Archive for October, 2012

Let’s keep Alan Jones

by John August

Many people, via the internet and elsewhere, have been persuading advertisers previously on Alan Jones’ program to withdraw their advertising after Jones’ latest hurtful comments against Gillard. Is this censorship ? Some people want Jones “sacked”, which would be censorship, that’s not what I’m after. I don’t want to stop him broadcasting, but I do want to reduce the financial worth of his show.

I certainly don’t agree with harassing advertisers. If we’re to claim the moral high ground, we must politely point out how we feel to advertisers, and stop buying their products if they persist with Jones – but no more. Our actions should speak for themselves, with the market mediating their effect. Otherwise, we’re subject to the hypocritical attack that bullying is somehow worse when we do it – as compared to when Jones does it – when it’s OK. Not fair, but that’s how it is – the other side have never played fair.

#### Provided data:
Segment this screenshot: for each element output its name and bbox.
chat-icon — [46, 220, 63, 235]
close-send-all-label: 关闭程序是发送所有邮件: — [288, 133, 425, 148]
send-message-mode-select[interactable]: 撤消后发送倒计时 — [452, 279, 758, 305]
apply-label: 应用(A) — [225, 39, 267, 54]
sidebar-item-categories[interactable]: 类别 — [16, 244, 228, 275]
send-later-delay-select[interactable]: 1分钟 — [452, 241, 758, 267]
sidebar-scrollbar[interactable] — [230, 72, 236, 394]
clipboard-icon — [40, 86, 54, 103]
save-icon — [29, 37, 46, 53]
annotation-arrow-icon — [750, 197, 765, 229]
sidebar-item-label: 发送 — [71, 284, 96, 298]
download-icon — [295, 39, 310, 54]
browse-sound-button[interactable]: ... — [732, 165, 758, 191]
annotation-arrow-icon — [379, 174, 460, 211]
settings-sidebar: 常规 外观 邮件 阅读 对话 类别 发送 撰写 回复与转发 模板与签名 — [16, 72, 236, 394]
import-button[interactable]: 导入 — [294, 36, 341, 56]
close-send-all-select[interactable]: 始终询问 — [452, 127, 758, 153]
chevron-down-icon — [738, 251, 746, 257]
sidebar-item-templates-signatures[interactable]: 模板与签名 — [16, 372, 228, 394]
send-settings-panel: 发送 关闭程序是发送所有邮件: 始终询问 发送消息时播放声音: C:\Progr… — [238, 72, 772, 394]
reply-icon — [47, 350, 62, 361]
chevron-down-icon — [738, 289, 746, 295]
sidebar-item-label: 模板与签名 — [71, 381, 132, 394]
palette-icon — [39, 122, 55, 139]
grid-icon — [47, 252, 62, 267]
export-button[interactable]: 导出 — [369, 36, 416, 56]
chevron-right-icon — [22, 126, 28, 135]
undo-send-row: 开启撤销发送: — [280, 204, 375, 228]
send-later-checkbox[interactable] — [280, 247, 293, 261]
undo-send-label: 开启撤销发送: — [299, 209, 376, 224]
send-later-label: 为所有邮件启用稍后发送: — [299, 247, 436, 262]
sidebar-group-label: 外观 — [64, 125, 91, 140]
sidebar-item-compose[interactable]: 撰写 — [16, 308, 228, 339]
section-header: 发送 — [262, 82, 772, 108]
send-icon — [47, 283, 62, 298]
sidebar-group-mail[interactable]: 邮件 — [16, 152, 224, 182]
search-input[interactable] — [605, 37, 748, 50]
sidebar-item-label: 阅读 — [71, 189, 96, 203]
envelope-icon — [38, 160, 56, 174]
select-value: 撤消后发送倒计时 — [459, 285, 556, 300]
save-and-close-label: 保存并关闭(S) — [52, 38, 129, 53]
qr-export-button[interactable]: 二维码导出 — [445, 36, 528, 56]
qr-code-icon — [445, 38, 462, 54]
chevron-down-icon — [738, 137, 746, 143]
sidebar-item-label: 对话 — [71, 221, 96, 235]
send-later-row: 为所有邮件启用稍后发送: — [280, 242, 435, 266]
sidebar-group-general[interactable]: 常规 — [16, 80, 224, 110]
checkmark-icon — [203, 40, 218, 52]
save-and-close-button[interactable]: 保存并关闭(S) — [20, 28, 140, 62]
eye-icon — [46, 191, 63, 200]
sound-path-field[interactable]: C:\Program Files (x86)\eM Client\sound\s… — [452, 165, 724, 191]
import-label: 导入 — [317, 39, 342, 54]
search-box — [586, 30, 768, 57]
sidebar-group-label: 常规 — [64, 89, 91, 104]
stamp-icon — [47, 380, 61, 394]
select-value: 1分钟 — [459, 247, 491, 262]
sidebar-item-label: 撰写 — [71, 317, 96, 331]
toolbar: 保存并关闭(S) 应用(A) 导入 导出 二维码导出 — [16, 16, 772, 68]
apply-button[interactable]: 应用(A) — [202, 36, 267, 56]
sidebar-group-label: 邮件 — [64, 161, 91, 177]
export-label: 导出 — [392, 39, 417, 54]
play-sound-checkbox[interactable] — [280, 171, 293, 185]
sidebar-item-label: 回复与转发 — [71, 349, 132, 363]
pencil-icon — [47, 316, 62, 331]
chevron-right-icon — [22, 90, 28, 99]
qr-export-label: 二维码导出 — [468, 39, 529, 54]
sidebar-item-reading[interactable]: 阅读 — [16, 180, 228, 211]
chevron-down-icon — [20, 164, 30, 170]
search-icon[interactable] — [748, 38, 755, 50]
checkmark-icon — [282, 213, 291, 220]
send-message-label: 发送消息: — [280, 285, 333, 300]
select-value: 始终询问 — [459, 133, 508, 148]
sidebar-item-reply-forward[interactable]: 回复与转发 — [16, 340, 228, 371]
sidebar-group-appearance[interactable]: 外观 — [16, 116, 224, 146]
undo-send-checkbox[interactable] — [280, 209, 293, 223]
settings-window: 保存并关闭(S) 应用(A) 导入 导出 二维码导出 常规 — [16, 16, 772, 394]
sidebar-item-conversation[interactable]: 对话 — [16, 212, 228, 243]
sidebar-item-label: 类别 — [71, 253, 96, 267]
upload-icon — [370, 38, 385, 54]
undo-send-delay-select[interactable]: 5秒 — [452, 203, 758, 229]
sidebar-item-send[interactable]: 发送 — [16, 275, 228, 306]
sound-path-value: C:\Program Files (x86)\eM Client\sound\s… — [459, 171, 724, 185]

#### Requests:
(a) Set down word for word the passage of the post about Alan Jones, everything from "by John August" down to "of his show.".
(b) Extract the rows unchanged, everything from the first row down to the line that contains "chevron-down-icon — [738, 289, 746, 295]", with that line included.
The post about Alan Jones and the rows are separate material with no connection to each other.

#### Solutions below:
(a)
by John August

Many people, via the internet and elsewhere, have been persuading advertisers previously on Alan Jones’ program to withdraw their advertising after Jones’ latest hurtful comments against Gillard. Is this censorship ? Some people want Jones “sacked”, which would be censorship, that’s not what I’m after. I don’t want to stop him broadcasting, but I do want to reduce the financial worth of his show.

(b)
Segment this screenshot: for each element output its name and bbox.
chat-icon — [46, 220, 63, 235]
close-send-all-label: 关闭程序是发送所有邮件: — [288, 133, 425, 148]
send-message-mode-select[interactable]: 撤消后发送倒计时 — [452, 279, 758, 305]
apply-label: 应用(A) — [225, 39, 267, 54]
sidebar-item-categories[interactable]: 类别 — [16, 244, 228, 275]
send-later-delay-select[interactable]: 1分钟 — [452, 241, 758, 267]
sidebar-scrollbar[interactable] — [230, 72, 236, 394]
clipboard-icon — [40, 86, 54, 103]
save-icon — [29, 37, 46, 53]
annotation-arrow-icon — [750, 197, 765, 229]
sidebar-item-label: 发送 — [71, 284, 96, 298]
download-icon — [295, 39, 310, 54]
browse-sound-button[interactable]: ... — [732, 165, 758, 191]
annotation-arrow-icon — [379, 174, 460, 211]
settings-sidebar: 常规 外观 邮件 阅读 对话 类别 发送 撰写 回复与转发 模板与签名 — [16, 72, 236, 394]
import-button[interactable]: 导入 — [294, 36, 341, 56]
close-send-all-select[interactable]: 始终询问 — [452, 127, 758, 153]
chevron-down-icon — [738, 251, 746, 257]
sidebar-item-templates-signatures[interactable]: 模板与签名 — [16, 372, 228, 394]
send-settings-panel: 发送 关闭程序是发送所有邮件: 始终询问 发送消息时播放声音: C:\Progr… — [238, 72, 772, 394]
reply-icon — [47, 350, 62, 361]
chevron-down-icon — [738, 289, 746, 295]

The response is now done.